# [DOCUMENT SECTION]
Influence of GeP precipitates on the thermoelectric properties of P-type GeTe and Ge0.9−xPxSb0.1Te compounds

• Published in: CrystEngComm Vol. 2; no. 41; pp. 6449 - 6457
• Main Authors: Rajeev Gandhi, J, Nehru, Raja, Chen, Sheng-Ming, Sankar, Raman, Bayikadi, Khasim Saheb, Sureshkumar, Palanivel, Chen, Kuei-Hsien, Chen, Li-Chyong
• Format: Journal Article
• Language: English
• Published: Cambridge Royal Society of Chemistry 2018
• Subjects: Antimony; Carrier density; Diffraction; Doping; Electric power generation; Energy dispersive X ray spectroscopy; Field emission microscopy; Germanium; Heat conductivity; Heat transfer; Intermetallic compounds; Materials selection; Microscopy; Phase transitions; Phosphides; Point defects; Precipitates; Scanning electron microscopy; Seebeck effect; Synchrotron radiation; Tellurides; Temperature dependence; Thermal conductivity; Thermoelectricity; Transmission electron microscopy; X ray powder diffraction; X-ray diffraction
• ISSN: 1466-8033
• DOI: 10.1039/c8ce01134f

Germanium telluride (GeTe) is a very well known IV-VI group semiconducting material with the advantageous property of showing metallic conduction, which materializes from its superior carrier concentration ( n ) (high number of Ge vacancies). A systematic investigation into the thermoelectric properties (TEP) of GeTe was reported by way of carrier concentration ( n ) engineering. The present investigation focuses on studying the effects of doping (antimony - Sb) and co-doping (phosphorus - P) on the TEP of GeTe. In order to understand the system, we have prepared p-type GeTe and Ge 0.9− x P x Sb 0.1 Te ( x = 0, 0.01, 0.03, or 0.05) samples via a non-equilibrium solid state melt quenching (MQ) process, followed by hot press consolidation. Temperature dependent synchrotron X-ray diffraction studies reveal a phase transition from rhombohedral to simple cubic in the Ge 0.9− x P x Sb 0.1 Te system at 573 K, which is clearly reflected in the TEP. Further high resolution transmission electron microscopy (HRTEM) studies reveal the pseudo-cubic nature of the sample. However, powder X-ray diffraction (PXRD) and field emission scanning electron microscopy (FESEM) images and energy dispersive X-ray spectroscopy (EDX) studies confirm the presence of germanium phosphide (GeP) in all P-doped samples. The presence of a secondary phase and point defects (Sb & P) enhanced the additional scattering effects in the system, which influenced the Seebeck coefficient and thermal conductivity of GeTe. A significant enhancement in the Seebeck coefficient ( S ) to ∼225 μV K −1 and a drastic reduction in thermal conductivity ( κ ) to ∼1.2 W mK −1 effectively enhanced the figure-of-merit (ZT) to ∼1.72 at 773 K for Ge 0.87 P 0.03 Sb 0.1 Te, which is a ∼3 fold increase for GeTe. Finally, P co-doped Ge 0.9 Sb 0.1 Te demonstrates an enhancement in ZT, making it a good candidate material for power generation applications. The incorporation of P in GST forms the secondary GeP rich phase. The presence of secondary phase and point defects (Sb and P) enhanced the additional scattering effects in the system.

# [YOUR INSTRUCTIONS]
According to the article on GeP precipitates in GeTe, at what temperature does the Ge0.9−xPxSb0.1Te system change from rhombohedral to simple cubic?

[Saved data entries]
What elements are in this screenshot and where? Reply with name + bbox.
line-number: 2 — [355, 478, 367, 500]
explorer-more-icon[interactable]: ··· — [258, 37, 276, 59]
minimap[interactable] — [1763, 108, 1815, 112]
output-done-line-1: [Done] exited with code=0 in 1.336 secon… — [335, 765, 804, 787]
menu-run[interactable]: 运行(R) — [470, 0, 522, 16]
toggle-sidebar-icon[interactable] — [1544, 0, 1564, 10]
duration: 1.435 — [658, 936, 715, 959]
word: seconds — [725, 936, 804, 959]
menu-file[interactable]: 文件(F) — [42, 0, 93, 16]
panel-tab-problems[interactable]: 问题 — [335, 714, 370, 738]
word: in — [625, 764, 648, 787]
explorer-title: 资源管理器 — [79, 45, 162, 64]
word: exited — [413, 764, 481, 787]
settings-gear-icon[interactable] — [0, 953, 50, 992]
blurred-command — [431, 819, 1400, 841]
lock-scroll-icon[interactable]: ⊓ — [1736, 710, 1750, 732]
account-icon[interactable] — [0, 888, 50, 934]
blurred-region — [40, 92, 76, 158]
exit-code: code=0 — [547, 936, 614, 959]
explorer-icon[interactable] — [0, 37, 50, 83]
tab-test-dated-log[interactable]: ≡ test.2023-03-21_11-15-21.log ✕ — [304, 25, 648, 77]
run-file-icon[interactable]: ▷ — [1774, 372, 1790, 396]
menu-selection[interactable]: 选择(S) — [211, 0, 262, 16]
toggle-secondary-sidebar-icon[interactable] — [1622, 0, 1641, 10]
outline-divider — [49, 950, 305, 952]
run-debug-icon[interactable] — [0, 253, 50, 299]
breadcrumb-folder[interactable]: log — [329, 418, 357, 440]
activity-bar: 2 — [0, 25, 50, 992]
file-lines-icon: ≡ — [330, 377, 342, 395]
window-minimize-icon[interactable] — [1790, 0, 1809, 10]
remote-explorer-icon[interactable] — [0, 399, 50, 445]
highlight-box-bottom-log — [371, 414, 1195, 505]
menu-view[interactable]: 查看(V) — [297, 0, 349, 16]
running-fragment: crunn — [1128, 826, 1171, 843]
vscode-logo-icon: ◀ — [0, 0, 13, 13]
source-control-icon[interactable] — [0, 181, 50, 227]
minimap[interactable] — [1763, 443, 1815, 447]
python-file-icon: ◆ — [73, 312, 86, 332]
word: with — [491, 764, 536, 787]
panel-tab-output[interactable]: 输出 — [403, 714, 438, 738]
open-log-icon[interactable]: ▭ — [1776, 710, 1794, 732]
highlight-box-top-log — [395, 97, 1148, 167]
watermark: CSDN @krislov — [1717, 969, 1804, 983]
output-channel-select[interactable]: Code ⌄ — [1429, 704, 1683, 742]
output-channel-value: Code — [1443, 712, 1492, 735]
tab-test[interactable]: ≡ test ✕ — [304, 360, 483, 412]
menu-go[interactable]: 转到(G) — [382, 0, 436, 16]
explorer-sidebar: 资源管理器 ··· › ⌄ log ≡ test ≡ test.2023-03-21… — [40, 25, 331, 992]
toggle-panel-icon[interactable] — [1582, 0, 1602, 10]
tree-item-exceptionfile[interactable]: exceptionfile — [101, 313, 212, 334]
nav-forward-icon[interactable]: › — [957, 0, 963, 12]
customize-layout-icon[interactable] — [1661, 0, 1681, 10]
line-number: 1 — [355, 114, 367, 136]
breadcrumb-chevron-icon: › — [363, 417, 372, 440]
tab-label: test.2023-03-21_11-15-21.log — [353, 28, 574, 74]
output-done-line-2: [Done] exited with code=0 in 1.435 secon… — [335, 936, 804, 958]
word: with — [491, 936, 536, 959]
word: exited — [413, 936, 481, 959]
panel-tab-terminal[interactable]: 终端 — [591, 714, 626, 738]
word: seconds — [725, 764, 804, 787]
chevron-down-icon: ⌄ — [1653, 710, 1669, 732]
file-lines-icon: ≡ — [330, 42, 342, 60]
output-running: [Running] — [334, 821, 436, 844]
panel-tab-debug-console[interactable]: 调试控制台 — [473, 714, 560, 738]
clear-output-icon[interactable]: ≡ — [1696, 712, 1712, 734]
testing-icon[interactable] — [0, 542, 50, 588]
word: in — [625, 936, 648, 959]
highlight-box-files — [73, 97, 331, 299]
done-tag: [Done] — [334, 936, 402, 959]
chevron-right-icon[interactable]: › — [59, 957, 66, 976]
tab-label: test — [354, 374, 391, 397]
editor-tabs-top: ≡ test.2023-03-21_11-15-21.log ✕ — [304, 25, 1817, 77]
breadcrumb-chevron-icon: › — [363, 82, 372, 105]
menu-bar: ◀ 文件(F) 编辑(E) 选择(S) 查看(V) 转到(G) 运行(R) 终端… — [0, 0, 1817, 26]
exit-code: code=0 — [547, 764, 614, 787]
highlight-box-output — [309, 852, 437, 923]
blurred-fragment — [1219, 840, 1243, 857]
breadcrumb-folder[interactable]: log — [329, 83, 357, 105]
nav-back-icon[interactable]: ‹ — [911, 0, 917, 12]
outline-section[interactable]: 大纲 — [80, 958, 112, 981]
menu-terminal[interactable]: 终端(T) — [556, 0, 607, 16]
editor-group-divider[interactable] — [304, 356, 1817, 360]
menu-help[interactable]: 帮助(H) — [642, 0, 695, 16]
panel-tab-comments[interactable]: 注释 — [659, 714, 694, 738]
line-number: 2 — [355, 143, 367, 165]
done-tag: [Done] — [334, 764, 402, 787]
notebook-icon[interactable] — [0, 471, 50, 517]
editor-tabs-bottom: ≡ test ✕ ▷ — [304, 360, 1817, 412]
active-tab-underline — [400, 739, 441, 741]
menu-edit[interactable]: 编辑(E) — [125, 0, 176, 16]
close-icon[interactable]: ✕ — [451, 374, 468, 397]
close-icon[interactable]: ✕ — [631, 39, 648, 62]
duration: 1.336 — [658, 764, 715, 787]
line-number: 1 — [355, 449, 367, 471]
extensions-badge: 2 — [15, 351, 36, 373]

# [OUTPUT OF THE TASK]
573 K